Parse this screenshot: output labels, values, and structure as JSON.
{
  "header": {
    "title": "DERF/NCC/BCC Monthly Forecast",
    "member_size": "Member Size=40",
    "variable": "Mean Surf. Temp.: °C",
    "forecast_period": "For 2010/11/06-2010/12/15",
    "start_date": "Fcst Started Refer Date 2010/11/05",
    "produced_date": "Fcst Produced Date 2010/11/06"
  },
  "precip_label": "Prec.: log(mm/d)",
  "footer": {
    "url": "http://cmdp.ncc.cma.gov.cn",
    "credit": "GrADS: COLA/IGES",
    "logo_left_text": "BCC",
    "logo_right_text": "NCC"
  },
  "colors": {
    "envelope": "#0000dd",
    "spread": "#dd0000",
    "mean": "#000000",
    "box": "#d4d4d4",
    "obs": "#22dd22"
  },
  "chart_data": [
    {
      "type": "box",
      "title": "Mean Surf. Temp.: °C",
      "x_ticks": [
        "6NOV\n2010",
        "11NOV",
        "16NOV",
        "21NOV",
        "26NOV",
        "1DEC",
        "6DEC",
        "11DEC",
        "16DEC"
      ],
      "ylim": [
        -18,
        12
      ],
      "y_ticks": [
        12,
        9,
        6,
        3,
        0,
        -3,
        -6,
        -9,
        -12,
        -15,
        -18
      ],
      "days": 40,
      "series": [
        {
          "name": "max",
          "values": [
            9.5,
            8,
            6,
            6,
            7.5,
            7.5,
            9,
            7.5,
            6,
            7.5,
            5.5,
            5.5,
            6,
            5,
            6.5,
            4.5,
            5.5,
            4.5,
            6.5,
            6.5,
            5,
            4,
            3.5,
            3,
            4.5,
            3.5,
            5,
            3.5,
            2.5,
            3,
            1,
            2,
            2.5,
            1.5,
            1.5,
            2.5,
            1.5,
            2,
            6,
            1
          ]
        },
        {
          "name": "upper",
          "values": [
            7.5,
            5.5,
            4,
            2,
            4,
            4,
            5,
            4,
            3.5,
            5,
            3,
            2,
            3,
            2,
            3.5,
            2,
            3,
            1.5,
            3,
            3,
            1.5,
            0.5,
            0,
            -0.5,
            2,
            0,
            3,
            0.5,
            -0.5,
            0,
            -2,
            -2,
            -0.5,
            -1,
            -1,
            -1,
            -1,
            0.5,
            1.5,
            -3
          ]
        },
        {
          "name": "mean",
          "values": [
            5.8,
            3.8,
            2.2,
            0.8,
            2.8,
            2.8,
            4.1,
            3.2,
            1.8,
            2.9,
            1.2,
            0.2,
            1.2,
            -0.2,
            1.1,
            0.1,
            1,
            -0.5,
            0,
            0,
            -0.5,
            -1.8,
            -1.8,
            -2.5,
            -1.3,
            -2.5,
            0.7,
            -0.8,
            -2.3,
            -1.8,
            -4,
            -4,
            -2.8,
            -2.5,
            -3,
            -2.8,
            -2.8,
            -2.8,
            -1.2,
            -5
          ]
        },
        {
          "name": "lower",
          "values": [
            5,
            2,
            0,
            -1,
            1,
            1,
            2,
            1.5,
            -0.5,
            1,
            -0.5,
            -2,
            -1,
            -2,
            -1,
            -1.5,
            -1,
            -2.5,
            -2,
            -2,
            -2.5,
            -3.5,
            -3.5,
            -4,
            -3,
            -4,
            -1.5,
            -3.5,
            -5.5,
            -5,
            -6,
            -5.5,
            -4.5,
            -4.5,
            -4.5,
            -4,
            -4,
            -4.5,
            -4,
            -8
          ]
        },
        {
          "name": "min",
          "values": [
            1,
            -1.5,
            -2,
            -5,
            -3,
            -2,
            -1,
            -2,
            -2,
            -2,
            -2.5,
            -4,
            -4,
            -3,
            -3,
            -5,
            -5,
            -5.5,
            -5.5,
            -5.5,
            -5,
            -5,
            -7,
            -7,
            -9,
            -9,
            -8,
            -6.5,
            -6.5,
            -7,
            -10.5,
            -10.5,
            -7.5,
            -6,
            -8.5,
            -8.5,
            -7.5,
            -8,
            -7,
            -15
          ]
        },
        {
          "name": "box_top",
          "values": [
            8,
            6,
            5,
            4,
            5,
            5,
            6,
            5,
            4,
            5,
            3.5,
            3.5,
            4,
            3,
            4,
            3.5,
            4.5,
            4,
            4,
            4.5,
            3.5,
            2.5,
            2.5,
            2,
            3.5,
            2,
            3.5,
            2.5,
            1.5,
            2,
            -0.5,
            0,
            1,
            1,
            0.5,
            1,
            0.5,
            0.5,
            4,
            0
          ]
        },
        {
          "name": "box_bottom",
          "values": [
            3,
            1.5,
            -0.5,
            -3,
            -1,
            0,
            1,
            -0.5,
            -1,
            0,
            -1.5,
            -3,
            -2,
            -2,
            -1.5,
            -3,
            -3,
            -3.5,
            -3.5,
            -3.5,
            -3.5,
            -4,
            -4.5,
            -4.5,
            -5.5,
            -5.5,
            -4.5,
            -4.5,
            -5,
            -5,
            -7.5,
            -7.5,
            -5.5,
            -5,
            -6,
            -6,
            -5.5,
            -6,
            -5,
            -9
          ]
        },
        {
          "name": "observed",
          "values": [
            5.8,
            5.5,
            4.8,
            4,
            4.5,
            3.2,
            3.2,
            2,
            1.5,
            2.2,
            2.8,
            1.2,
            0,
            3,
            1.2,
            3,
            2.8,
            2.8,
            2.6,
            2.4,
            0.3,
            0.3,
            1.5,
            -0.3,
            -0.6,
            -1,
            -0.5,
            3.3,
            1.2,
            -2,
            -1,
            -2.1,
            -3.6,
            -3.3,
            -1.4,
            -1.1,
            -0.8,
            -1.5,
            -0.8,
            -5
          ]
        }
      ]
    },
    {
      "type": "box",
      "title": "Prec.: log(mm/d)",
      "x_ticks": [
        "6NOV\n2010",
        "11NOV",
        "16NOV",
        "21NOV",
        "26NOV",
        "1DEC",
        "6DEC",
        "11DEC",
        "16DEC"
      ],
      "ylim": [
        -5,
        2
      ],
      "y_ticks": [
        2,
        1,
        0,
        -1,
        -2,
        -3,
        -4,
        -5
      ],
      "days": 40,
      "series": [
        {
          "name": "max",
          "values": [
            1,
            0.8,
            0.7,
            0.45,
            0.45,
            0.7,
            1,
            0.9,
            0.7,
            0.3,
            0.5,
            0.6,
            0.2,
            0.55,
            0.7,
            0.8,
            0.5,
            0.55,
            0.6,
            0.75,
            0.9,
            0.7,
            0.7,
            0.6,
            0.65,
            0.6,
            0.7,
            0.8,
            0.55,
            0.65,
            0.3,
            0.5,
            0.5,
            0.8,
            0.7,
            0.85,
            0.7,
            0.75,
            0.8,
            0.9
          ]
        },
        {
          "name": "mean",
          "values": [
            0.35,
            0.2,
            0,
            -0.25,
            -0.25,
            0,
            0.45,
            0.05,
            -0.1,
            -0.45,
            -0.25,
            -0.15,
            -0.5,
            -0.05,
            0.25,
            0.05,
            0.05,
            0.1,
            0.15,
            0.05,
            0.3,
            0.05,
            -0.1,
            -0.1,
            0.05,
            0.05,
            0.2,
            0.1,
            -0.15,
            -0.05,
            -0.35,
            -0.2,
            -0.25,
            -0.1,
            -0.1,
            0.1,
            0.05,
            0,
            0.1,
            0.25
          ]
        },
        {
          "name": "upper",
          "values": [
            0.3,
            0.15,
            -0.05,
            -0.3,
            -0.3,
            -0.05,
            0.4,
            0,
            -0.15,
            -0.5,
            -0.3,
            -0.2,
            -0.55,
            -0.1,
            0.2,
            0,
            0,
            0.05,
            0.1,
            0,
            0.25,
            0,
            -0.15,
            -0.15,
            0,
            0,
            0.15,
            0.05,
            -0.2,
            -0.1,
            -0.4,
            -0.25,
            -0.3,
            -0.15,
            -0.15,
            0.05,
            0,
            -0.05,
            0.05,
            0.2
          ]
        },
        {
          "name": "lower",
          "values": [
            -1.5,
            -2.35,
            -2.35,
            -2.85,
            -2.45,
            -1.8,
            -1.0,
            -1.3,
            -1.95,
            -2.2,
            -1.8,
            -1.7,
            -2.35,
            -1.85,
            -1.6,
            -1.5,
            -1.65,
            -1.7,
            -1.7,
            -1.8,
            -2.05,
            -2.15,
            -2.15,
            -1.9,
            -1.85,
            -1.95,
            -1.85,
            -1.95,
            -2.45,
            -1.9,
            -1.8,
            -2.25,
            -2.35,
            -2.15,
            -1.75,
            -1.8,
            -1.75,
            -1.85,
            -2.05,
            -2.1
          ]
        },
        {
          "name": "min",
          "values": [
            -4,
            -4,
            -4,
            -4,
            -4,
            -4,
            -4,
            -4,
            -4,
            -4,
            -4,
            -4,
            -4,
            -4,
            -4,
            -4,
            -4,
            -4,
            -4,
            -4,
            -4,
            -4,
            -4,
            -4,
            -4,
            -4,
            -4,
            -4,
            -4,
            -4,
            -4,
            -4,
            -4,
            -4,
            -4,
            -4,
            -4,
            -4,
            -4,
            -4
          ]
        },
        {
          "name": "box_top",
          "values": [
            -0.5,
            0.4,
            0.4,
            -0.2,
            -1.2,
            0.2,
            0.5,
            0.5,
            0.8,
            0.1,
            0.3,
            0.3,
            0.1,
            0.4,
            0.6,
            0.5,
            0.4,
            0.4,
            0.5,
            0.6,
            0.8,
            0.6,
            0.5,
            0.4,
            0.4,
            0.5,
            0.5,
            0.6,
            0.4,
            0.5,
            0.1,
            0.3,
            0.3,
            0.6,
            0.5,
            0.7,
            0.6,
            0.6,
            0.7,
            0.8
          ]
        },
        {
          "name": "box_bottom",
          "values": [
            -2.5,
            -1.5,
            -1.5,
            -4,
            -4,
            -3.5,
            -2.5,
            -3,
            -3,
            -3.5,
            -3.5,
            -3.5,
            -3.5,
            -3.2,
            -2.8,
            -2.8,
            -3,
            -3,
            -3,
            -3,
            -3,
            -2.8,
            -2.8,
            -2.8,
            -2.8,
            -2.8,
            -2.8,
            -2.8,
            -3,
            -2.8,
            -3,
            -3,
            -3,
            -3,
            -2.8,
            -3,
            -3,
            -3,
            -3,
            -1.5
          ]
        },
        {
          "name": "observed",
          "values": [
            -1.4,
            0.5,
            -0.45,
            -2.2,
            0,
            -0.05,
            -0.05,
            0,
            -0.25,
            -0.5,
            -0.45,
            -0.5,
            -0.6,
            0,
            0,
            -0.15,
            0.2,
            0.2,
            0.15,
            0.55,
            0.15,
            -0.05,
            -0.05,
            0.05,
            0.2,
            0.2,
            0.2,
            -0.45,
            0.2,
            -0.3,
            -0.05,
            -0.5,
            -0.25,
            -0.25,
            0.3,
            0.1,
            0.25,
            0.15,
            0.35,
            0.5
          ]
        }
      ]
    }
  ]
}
⁂
— YOUR OBJECTIVE —
Write out every line from the entries where "Fcst" appears.

— ANSWER TO THIS PROBLEM —
    "start_date": "Fcst Started Refer Date 2010/11/05",
    "produced_date": "Fcst Produced Date 2010/11/06"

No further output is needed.